All of the material below is to be retyped exactly.

[Data extracted from a collection]
[START]

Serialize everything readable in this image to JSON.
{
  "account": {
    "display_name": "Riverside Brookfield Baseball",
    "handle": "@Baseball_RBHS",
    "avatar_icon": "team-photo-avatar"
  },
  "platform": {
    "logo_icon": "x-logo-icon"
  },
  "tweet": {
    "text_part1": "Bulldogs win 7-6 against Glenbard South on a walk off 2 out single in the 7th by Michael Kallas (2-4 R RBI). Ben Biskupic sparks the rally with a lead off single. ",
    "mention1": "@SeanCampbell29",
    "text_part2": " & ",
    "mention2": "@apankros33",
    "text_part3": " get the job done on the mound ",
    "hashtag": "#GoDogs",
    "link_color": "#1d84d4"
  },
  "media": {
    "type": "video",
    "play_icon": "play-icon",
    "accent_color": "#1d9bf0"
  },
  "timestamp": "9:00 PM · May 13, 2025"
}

[END]

▶ _SOLUTION_
Serialize everything readable in this image to JSON.
{
  "account": {
    "display_name": "Riverside Brookfield Baseball",
    "handle": "@Baseball_RBHS",
    "avatar_icon": "team-photo-avatar"
  },
  "platform": {
    "logo_icon": "x-logo-icon"
  },
  "tweet": {
    "text_part1": "Bulldogs win 7-6 against Glenbard South on a walk off 2 out single in the 7th by Michael Kallas (2-4 R RBI). Ben Biskupic sparks the rally with a lead off single. ",
    "mention1": "@SeanCampbell29",
    "text_part2": " & ",
    "mention2": "@apankros33",
    "text_part3": " get the job done on the mound ",
    "hashtag": "#GoDogs",
    "link_color": "#1d84d4"
  },
  "media": {
    "type": "video",
    "play_icon": "play-icon",
    "accent_color": "#1d9bf0"
  },
  "timestamp": "9:00 PM · May 13, 2025"
}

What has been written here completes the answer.